▸ **Given data**
— Start —
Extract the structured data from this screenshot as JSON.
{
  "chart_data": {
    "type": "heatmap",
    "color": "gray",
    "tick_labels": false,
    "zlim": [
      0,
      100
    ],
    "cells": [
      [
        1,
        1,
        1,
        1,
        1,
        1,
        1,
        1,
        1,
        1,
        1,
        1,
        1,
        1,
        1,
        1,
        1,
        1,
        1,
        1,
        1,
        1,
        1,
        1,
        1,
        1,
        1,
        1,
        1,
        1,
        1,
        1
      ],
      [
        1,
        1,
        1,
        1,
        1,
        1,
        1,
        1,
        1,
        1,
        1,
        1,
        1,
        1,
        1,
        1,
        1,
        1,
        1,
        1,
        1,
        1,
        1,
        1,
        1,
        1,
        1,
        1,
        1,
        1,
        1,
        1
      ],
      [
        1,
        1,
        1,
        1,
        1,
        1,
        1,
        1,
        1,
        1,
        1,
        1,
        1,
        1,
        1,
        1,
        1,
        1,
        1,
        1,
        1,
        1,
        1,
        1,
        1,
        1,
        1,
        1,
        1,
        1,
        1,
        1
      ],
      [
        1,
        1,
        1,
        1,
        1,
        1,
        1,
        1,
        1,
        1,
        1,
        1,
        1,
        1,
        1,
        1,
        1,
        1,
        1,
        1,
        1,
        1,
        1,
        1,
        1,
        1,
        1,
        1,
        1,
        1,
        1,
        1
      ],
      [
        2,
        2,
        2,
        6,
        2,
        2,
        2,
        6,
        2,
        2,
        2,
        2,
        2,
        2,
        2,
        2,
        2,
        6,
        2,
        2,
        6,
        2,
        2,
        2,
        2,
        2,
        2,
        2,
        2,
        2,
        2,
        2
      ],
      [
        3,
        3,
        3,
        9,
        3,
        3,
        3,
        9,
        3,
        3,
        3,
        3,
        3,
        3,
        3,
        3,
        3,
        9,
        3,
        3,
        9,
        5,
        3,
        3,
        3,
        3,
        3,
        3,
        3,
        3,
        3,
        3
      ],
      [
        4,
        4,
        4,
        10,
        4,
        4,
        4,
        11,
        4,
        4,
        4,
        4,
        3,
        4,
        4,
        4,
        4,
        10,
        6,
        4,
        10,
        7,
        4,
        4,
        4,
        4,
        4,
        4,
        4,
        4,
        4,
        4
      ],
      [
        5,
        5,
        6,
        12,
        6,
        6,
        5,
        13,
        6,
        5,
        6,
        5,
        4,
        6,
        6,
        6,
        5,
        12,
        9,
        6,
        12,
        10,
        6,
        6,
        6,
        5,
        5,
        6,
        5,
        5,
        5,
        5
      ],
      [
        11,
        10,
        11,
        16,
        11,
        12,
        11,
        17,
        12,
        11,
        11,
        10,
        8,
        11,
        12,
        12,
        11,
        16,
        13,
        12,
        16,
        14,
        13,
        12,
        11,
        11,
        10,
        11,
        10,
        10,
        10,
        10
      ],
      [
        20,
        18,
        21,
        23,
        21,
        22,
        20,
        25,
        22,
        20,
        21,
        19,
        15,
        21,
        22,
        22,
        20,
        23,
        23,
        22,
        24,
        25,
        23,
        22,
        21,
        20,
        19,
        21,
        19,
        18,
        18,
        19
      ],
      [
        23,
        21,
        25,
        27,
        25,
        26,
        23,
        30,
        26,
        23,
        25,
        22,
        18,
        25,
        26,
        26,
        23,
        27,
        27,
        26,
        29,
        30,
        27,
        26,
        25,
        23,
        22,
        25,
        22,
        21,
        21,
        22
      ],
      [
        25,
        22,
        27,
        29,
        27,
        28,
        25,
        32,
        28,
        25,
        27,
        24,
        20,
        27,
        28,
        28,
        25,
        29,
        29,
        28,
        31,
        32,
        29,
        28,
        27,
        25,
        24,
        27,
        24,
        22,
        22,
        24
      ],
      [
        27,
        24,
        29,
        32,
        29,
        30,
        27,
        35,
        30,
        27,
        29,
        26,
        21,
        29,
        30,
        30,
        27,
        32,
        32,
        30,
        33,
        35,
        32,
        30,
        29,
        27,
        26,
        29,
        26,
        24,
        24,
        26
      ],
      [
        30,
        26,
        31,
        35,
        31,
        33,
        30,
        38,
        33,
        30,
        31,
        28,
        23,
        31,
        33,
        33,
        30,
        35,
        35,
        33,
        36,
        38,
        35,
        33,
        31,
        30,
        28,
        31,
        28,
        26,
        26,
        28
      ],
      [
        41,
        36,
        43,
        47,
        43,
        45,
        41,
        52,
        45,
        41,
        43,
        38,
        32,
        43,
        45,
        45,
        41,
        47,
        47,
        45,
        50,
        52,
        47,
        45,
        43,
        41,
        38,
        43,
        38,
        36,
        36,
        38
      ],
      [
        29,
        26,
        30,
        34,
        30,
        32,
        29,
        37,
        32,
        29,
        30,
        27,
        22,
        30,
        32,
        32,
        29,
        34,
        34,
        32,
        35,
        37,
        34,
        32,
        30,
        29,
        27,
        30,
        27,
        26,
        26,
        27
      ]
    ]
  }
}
— End —
— Start —
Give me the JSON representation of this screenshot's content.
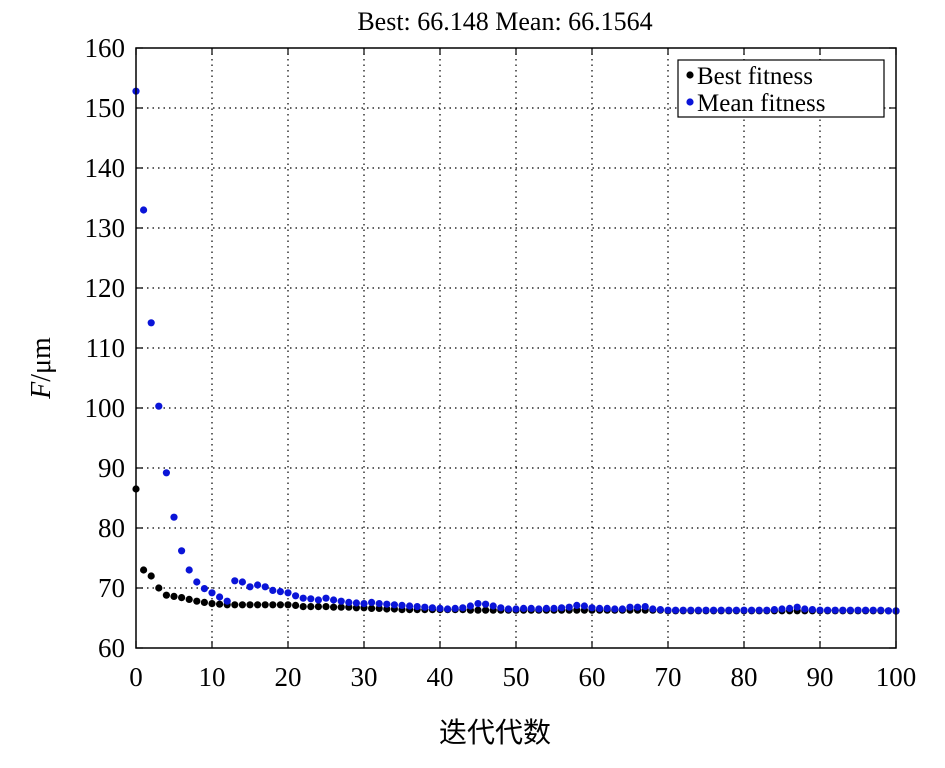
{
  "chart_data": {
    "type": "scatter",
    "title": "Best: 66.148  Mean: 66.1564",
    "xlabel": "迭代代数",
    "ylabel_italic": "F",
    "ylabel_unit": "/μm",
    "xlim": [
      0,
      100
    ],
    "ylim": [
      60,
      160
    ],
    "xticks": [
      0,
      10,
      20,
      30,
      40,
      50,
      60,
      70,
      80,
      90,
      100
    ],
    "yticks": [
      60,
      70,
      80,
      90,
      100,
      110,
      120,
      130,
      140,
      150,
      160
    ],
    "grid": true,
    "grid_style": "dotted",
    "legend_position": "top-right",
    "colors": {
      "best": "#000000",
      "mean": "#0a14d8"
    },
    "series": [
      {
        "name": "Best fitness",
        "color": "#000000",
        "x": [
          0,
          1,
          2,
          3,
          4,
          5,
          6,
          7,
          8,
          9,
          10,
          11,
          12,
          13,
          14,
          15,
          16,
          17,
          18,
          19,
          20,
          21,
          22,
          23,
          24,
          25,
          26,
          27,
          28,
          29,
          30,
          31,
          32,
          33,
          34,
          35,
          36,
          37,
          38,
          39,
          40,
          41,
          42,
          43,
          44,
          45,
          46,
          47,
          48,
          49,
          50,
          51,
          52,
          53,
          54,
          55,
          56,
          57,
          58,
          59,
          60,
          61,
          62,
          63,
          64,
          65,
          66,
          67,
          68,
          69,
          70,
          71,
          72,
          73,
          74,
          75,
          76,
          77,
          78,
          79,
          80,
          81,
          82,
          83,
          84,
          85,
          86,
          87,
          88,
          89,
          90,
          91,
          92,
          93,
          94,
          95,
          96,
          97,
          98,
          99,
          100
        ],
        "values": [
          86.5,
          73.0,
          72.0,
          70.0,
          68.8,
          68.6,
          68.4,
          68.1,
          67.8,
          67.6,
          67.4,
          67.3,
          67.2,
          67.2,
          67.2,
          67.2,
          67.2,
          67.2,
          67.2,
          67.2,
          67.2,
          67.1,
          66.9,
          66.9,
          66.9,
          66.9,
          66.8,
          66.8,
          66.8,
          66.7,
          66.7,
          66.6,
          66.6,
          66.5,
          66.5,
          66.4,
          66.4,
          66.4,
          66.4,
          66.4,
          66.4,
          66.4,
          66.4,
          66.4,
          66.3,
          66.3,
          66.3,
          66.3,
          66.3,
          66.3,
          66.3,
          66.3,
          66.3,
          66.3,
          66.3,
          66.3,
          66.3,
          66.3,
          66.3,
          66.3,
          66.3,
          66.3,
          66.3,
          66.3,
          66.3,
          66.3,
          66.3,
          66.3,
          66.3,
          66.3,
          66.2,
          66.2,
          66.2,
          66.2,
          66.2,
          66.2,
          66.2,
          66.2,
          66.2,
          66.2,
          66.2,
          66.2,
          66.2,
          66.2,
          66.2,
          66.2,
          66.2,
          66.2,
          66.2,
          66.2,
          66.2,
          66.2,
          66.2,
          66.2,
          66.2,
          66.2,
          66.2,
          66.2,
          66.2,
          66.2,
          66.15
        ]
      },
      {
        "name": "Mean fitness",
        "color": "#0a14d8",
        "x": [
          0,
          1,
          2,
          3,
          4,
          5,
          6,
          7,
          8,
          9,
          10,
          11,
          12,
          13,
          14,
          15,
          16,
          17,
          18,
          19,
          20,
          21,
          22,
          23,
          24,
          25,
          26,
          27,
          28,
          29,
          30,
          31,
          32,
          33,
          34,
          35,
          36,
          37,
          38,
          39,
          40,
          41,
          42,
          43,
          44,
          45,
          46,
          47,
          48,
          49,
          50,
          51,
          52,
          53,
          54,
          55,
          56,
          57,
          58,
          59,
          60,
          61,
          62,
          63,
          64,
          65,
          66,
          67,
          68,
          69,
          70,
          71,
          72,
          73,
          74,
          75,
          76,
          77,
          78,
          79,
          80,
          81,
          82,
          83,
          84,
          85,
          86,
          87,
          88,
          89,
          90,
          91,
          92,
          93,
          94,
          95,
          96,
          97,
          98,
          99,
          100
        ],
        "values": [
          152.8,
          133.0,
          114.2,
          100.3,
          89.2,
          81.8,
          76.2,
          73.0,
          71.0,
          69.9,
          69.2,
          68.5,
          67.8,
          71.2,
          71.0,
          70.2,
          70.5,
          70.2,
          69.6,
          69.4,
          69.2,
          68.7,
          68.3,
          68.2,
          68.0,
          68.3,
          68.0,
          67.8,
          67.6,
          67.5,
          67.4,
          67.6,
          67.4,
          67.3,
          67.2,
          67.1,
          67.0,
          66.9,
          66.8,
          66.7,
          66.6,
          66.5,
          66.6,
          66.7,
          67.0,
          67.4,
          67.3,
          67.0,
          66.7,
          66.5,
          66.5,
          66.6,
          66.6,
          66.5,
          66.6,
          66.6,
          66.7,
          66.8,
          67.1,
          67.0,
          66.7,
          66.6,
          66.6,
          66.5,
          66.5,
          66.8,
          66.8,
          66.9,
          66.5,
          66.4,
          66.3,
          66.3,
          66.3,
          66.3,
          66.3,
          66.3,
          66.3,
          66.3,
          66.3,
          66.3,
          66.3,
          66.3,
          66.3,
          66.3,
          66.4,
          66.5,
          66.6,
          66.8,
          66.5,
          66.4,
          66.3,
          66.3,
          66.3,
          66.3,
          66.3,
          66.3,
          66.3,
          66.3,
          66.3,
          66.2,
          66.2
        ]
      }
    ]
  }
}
— End —
▸ **Problem details**
Search the lines for the string "fitness" and copy every line that has it.

▸ **In response**
        "name": "Best fitness",
        "name": "Mean fitness",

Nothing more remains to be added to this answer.